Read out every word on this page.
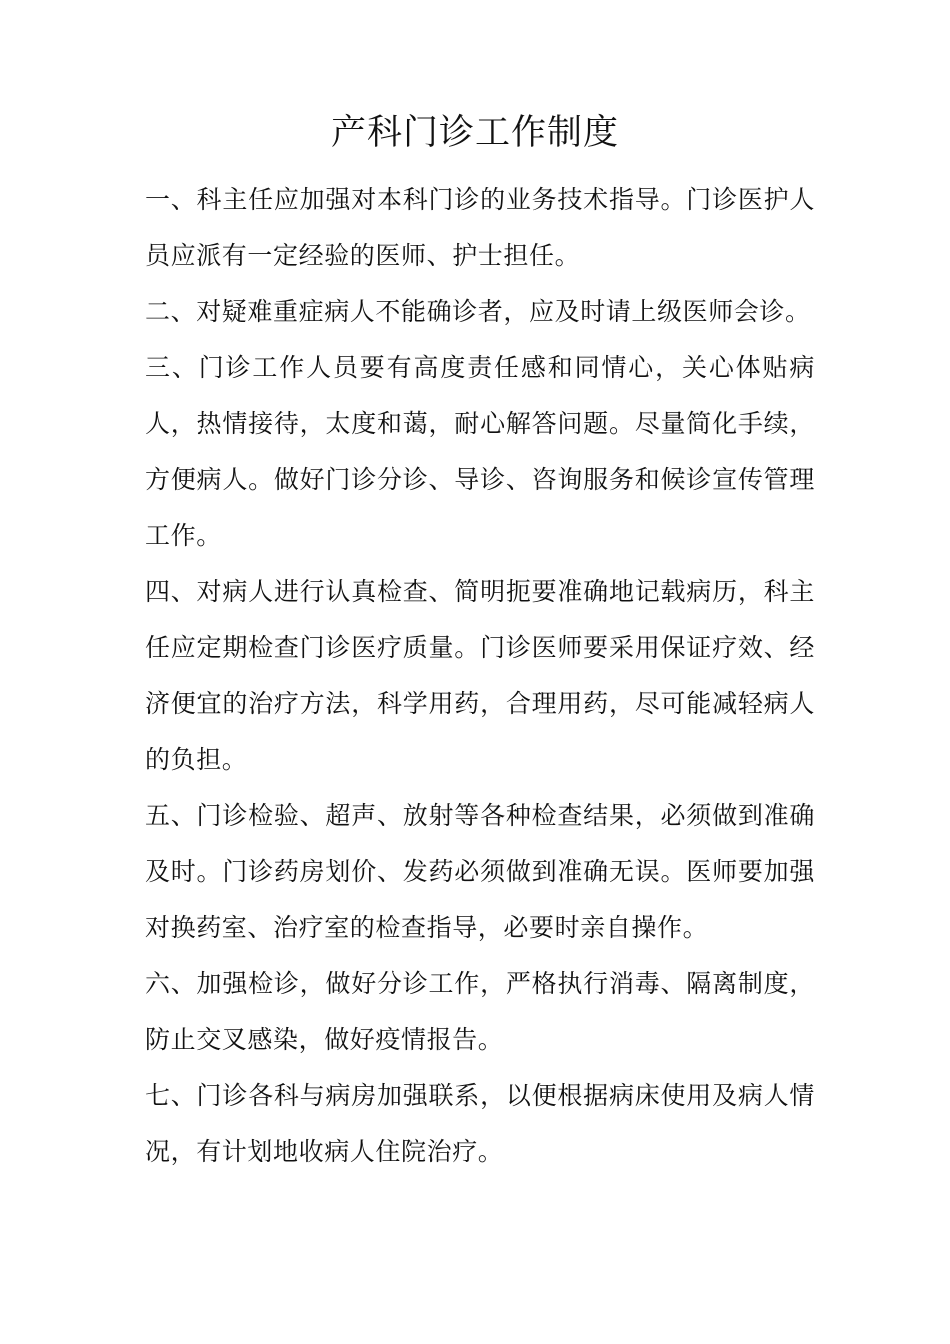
产科门诊工作制度

一、科主任应加强对本科门诊的业务技术指导。门诊医护人员应派有一定经验的医师、护士担任。

二、对疑难重症病人不能确诊者，应及时请上级医师会诊。

三、门诊工作人员要有高度责任感和同情心，关心体贴病人，热情接待，太度和蔼，耐心解答问题。尽量简化手续，方便病人。做好门诊分诊、导诊、咨询服务和候诊宣传管理工作。

四、对病人进行认真检查、简明扼要准确地记载病历，科主任应定期检查门诊医疗质量。门诊医师要采用保证疗效、经济便宜的治疗方法，科学用药，合理用药，尽可能减轻病人的负担。

五、门诊检验、超声、放射等各种检查结果，必须做到准确及时。门诊药房划价、发药必须做到准确无误。医师要加强对换药室、治疗室的检查指导，必要时亲自操作。

六、加强检诊，做好分诊工作，严格执行消毒、隔离制度，防止交叉感染，做好疫情报告。

七、门诊各科与病房加强联系，以便根据病床使用及病人情况，有计划地收病人住院治疗。
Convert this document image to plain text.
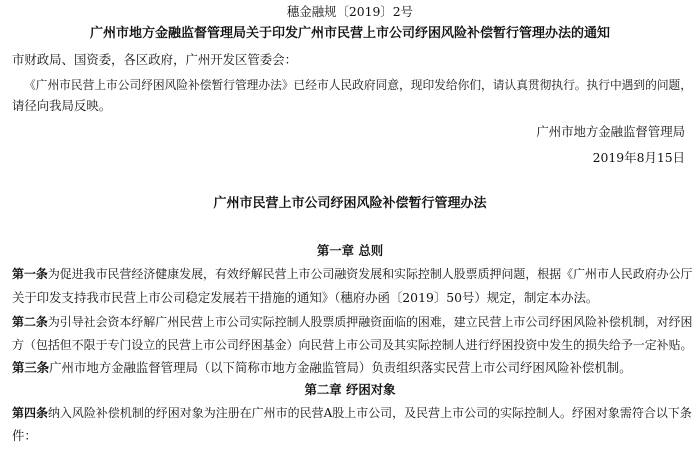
穗金融规〔2019〕2号
广州市地方金融监督管理局关于印发广州市民营上市公司纾困风险补偿暂行管理办法的通知
市财政局、国资委，各区政府，广州开发区管委会：
《广州市民营上市公司纾困风险补偿暂行管理办法》已经市人民政府同意，现印发给你们，请认真贯彻执行。执行中遇到的问题，
请径向我局反映。
广州市地方金融监督管理局
2019年8月15日
广州市民营上市公司纾困风险补偿暂行管理办法
第一章 总则
第一条为促进我市民营经济健康发展，有效纾解民营上市公司融资发展和实际控制人股票质押问题，根据《广州市人民政府办公厅
关于印发支持我市民营上市公司稳定发展若干措施的通知》（穗府办函〔2019〕50号）规定，制定本办法。
第二条为引导社会资本纾解广州民营上市公司实际控制人股票质押融资面临的困难，建立民营上市公司纾困风险补偿机制，对纾困
方（包括但不限于专门设立的民营上市公司纾困基金）向民营上市公司及其实际控制人进行纾困投资中发生的损失给予一定补贴。
第三条广州市地方金融监督管理局（以下简称市地方金融监管局）负责组织落实民营上市公司纾困风险补偿机制。
第二章 纾困对象
第四条纳入风险补偿机制的纾困对象为注册在广州市的民营A股上市公司，及民营上市公司的实际控制人。纾困对象需符合以下条
件：
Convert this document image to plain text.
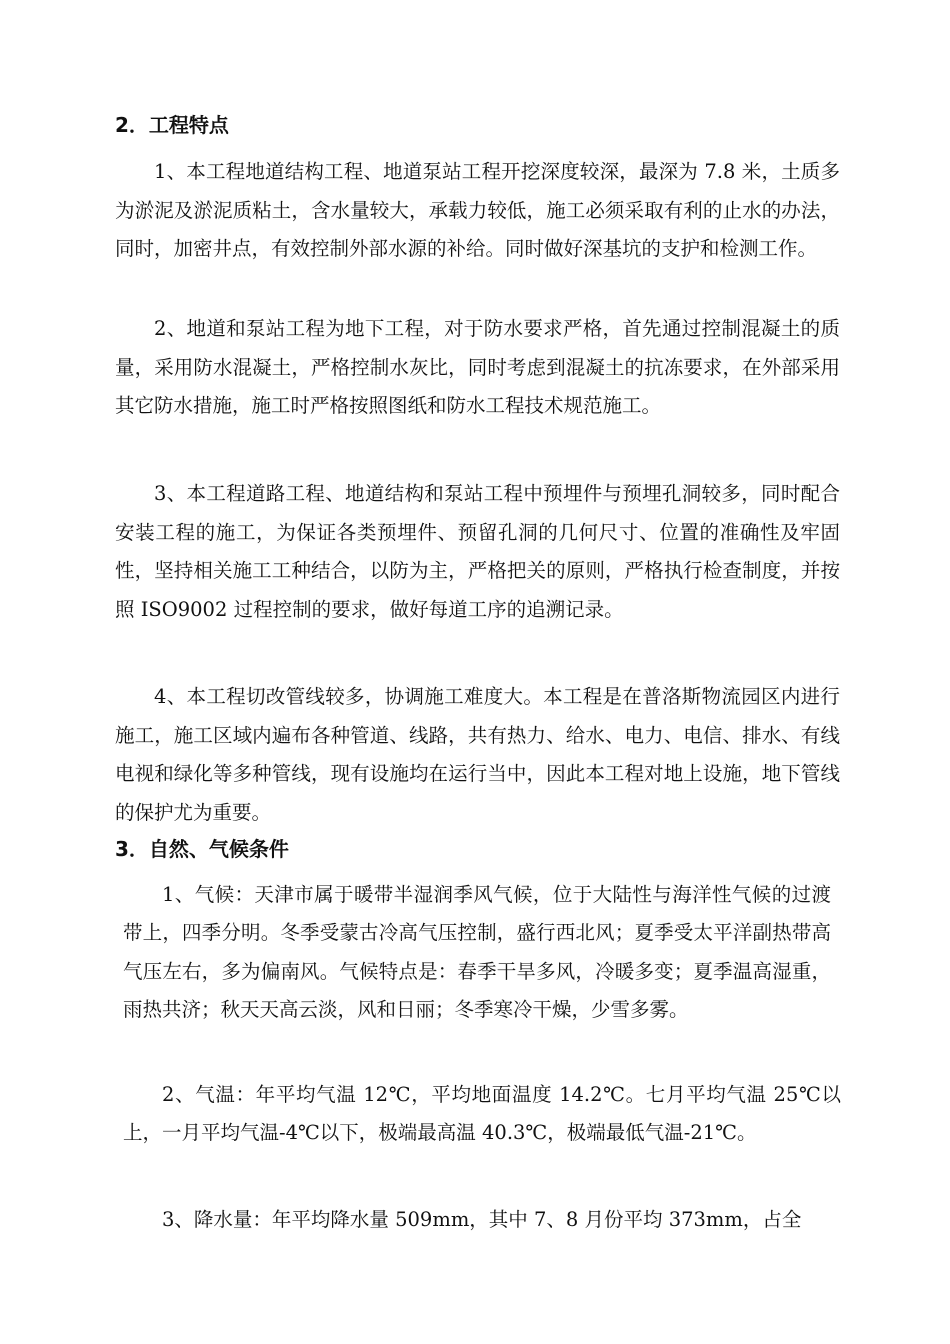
2．工程特点

1、本工程地道结构工程、地道泵站工程开挖深度较深，最深为 7.8 米，土质多为淤泥及淤泥质粘土，含水量较大，承载力较低，施工必须采取有利的止水的办法，同时，加密井点，有效控制外部水源的补给。同时做好深基坑的支护和检测工作。

2、地道和泵站工程为地下工程，对于防水要求严格，首先通过控制混凝土的质量，采用防水混凝土，严格控制水灰比，同时考虑到混凝土的抗冻要求，在外部采用其它防水措施，施工时严格按照图纸和防水工程技术规范施工。

3、本工程道路工程、地道结构和泵站工程中预埋件与预埋孔洞较多，同时配合安装工程的施工，为保证各类预埋件、预留孔洞的几何尺寸、位置的准确性及牢固性，坚持相关施工工种结合，以防为主，严格把关的原则，严格执行检查制度，并按照 ISO9002 过程控制的要求，做好每道工序的追溯记录。

4、本工程切改管线较多，协调施工难度大。本工程是在普洛斯物流园区内进行施工，施工区域内遍布各种管道、线路，共有热力、给水、电力、电信、排水、有线电视和绿化等多种管线，现有设施均在运行当中，因此本工程对地上设施，地下管线的保护尤为重要。

3．自然、气候条件

1、气候：天津市属于暖带半湿润季风气候，位于大陆性与海洋性气候的过渡带上，四季分明。冬季受蒙古冷高气压控制，盛行西北风；夏季受太平洋副热带高气压左右，多为偏南风。气候特点是：春季干旱多风，冷暖多变；夏季温高湿重，雨热共济；秋天天高云淡，风和日丽；冬季寒冷干燥，少雪多雾。

2、气温：年平均气温 12℃，平均地面温度 14.2℃。七月平均气温 25℃以上，一月平均气温-4℃以下，极端最高温 40.3℃，极端最低气温-21℃。

3、降水量：年平均降水量 509mm，其中 7、8 月份平均 373mm，占全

□ □ □

Exercise directions
Write out all the entries word for word, but skip any images.

Expected output
Read out every word on this page.
产科门诊工作制度

一、科主任应加强对本科门诊的业务技术指导。门诊医护人员应派有一定经验的医师、护士担任。

二、对疑难重症病人不能确诊者，应及时请上级医师会诊。

三、门诊工作人员要有高度责任感和同情心，关心体贴病人，热情接待，太度和蔼，耐心解答问题。尽量简化手续，方便病人。做好门诊分诊、导诊、咨询服务和候诊宣传管理工作。

四、对病人进行认真检查、简明扼要准确地记载病历，科主任应定期检查门诊医疗质量。门诊医师要采用保证疗效、经济便宜的治疗方法，科学用药，合理用药，尽可能减轻病人的负担。

五、门诊检验、超声、放射等各种检查结果，必须做到准确及时。门诊药房划价、发药必须做到准确无误。医师要加强对换药室、治疗室的检查指导，必要时亲自操作。

六、加强检诊，做好分诊工作，严格执行消毒、隔离制度，防止交叉感染，做好疫情报告。

七、门诊各科与病房加强联系，以便根据病床使用及病人情况，有计划地收病人住院治疗。
Convert this document image to plain text.
穗金融规〔2019〕2号
广州市地方金融监督管理局关于印发广州市民营上市公司纾困风险补偿暂行管理办法的通知
市财政局、国资委，各区政府，广州开发区管委会：
《广州市民营上市公司纾困风险补偿暂行管理办法》已经市人民政府同意，现印发给你们，请认真贯彻执行。执行中遇到的问题，
请径向我局反映。
广州市地方金融监督管理局
2019年8月15日
广州市民营上市公司纾困风险补偿暂行管理办法
第一章 总则
第一条为促进我市民营经济健康发展，有效纾解民营上市公司融资发展和实际控制人股票质押问题，根据《广州市人民政府办公厅
关于印发支持我市民营上市公司稳定发展若干措施的通知》（穗府办函〔2019〕50号）规定，制定本办法。
第二条为引导社会资本纾解广州民营上市公司实际控制人股票质押融资面临的困难，建立民营上市公司纾困风险补偿机制，对纾困
方（包括但不限于专门设立的民营上市公司纾困基金）向民营上市公司及其实际控制人进行纾困投资中发生的损失给予一定补贴。
第三条广州市地方金融监督管理局（以下简称市地方金融监管局）负责组织落实民营上市公司纾困风险补偿机制。
第二章 纾困对象
第四条纳入风险补偿机制的纾困对象为注册在广州市的民营A股上市公司，及民营上市公司的实际控制人。纾困对象需符合以下条
件：
Convert this document image to plain text.
2．工程特点

1、本工程地道结构工程、地道泵站工程开挖深度较深，最深为 7.8 米，土质多为淤泥及淤泥质粘土，含水量较大，承载力较低，施工必须采取有利的止水的办法，同时，加密井点，有效控制外部水源的补给。同时做好深基坑的支护和检测工作。

2、地道和泵站工程为地下工程，对于防水要求严格，首先通过控制混凝土的质量，采用防水混凝土，严格控制水灰比，同时考虑到混凝土的抗冻要求，在外部采用其它防水措施，施工时严格按照图纸和防水工程技术规范施工。

3、本工程道路工程、地道结构和泵站工程中预埋件与预埋孔洞较多，同时配合安装工程的施工，为保证各类预埋件、预留孔洞的几何尺寸、位置的准确性及牢固性，坚持相关施工工种结合，以防为主，严格把关的原则，严格执行检查制度，并按照 ISO9002 过程控制的要求，做好每道工序的追溯记录。

4、本工程切改管线较多，协调施工难度大。本工程是在普洛斯物流园区内进行施工，施工区域内遍布各种管道、线路，共有热力、给水、电力、电信、排水、有线电视和绿化等多种管线，现有设施均在运行当中，因此本工程对地上设施，地下管线的保护尤为重要。

3．自然、气候条件

1、气候：天津市属于暖带半湿润季风气候，位于大陆性与海洋性气候的过渡带上，四季分明。冬季受蒙古冷高气压控制，盛行西北风；夏季受太平洋副热带高气压左右，多为偏南风。气候特点是：春季干旱多风，冷暖多变；夏季温高湿重，雨热共济；秋天天高云淡，风和日丽；冬季寒冷干燥，少雪多雾。

2、气温：年平均气温 12℃，平均地面温度 14.2℃。七月平均气温 25℃以上，一月平均气温-4℃以下，极端最高温 40.3℃，极端最低气温-21℃。

3、降水量：年平均降水量 509mm，其中 7、8 月份平均 373mm，占全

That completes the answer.